Write out all of the entries exactly as given.

BEGIN Records

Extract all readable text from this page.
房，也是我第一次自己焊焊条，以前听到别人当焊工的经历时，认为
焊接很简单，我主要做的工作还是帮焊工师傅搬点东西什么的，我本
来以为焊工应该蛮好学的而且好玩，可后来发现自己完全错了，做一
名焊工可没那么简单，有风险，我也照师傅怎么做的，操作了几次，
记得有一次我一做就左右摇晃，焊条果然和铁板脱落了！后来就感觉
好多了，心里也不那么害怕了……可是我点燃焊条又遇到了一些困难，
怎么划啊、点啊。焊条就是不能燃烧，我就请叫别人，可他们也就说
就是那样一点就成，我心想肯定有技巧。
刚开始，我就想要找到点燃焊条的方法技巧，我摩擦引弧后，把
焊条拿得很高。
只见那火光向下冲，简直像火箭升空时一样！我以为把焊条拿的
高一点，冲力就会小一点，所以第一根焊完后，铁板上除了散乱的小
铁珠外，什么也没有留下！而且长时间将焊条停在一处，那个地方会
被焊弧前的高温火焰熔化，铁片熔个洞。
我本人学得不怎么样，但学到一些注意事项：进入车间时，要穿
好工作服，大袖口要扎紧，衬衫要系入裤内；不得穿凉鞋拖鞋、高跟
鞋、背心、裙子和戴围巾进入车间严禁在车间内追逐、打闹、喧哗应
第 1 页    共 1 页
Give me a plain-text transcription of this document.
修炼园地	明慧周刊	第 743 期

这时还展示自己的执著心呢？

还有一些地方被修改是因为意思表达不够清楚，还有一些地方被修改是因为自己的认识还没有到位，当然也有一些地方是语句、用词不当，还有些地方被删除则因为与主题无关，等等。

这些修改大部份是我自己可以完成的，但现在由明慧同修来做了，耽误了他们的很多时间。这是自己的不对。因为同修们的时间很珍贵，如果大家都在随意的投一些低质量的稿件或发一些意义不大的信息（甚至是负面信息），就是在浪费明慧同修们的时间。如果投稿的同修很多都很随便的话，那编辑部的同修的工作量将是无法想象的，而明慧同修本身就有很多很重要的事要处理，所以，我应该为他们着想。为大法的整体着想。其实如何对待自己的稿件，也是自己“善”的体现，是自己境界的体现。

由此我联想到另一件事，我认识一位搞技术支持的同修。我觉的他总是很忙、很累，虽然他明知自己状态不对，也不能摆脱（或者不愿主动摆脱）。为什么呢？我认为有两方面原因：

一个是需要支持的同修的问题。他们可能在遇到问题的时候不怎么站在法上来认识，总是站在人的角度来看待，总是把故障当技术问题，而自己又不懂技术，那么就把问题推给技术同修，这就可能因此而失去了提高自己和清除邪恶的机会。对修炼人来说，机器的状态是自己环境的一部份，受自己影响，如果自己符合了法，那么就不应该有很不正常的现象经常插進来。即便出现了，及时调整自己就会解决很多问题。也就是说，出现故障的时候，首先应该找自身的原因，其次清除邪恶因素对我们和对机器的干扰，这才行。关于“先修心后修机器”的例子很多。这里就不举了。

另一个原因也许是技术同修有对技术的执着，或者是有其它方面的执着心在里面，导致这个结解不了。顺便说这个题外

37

END Records

■ Task output ■
Extract all readable text from this page.
房，也是我第一次自己焊焊条，以前听到别人当焊工的经历时，认为
焊接很简单，我主要做的工作还是帮焊工师傅搬点东西什么的，我本
来以为焊工应该蛮好学的而且好玩，可后来发现自己完全错了，做一
名焊工可没那么简单，有风险，我也照师傅怎么做的，操作了几次，
记得有一次我一做就左右摇晃，焊条果然和铁板脱落了！后来就感觉
好多了，心里也不那么害怕了……可是我点燃焊条又遇到了一些困难，
怎么划啊、点啊。焊条就是不能燃烧，我就请叫别人，可他们也就说
就是那样一点就成，我心想肯定有技巧。
刚开始，我就想要找到点燃焊条的方法技巧，我摩擦引弧后，把
焊条拿得很高。
只见那火光向下冲，简直像火箭升空时一样！我以为把焊条拿的
高一点，冲力就会小一点，所以第一根焊完后，铁板上除了散乱的小
铁珠外，什么也没有留下！而且长时间将焊条停在一处，那个地方会
被焊弧前的高温火焰熔化，铁片熔个洞。
我本人学得不怎么样，但学到一些注意事项：进入车间时，要穿
好工作服，大袖口要扎紧，衬衫要系入裤内；不得穿凉鞋拖鞋、高跟
鞋、背心、裙子和戴围巾进入车间严禁在车间内追逐、打闹、喧哗应
第 1 页    共 1 页
Give me a plain-text transcription of this document.
修炼园地	明慧周刊	第 743 期

这时还展示自己的执著心呢？

还有一些地方被修改是因为意思表达不够清楚，还有一些地方被修改是因为自己的认识还没有到位，当然也有一些地方是语句、用词不当，还有些地方被删除则因为与主题无关，等等。

这些修改大部份是我自己可以完成的，但现在由明慧同修来做了，耽误了他们的很多时间。这是自己的不对。因为同修们的时间很珍贵，如果大家都在随意的投一些低质量的稿件或发一些意义不大的信息（甚至是负面信息），就是在浪费明慧同修们的时间。如果投稿的同修很多都很随便的话，那编辑部的同修的工作量将是无法想象的，而明慧同修本身就有很多很重要的事要处理，所以，我应该为他们着想。为大法的整体着想。其实如何对待自己的稿件，也是自己“善”的体现，是自己境界的体现。

由此我联想到另一件事，我认识一位搞技术支持的同修。我觉的他总是很忙、很累，虽然他明知自己状态不对，也不能摆脱（或者不愿主动摆脱）。为什么呢？我认为有两方面原因：

一个是需要支持的同修的问题。他们可能在遇到问题的时候不怎么站在法上来认识，总是站在人的角度来看待，总是把故障当技术问题，而自己又不懂技术，那么就把问题推给技术同修，这就可能因此而失去了提高自己和清除邪恶的机会。对修炼人来说，机器的状态是自己环境的一部份，受自己影响，如果自己符合了法，那么就不应该有很不正常的现象经常插進来。即便出现了，及时调整自己就会解决很多问题。也就是说，出现故障的时候，首先应该找自身的原因，其次清除邪恶因素对我们和对机器的干扰，这才行。关于“先修心后修机器”的例子很多。这里就不举了。

另一个原因也许是技术同修有对技术的执着，或者是有其它方面的执着心在里面，导致这个结解不了。顺便说这个题外

37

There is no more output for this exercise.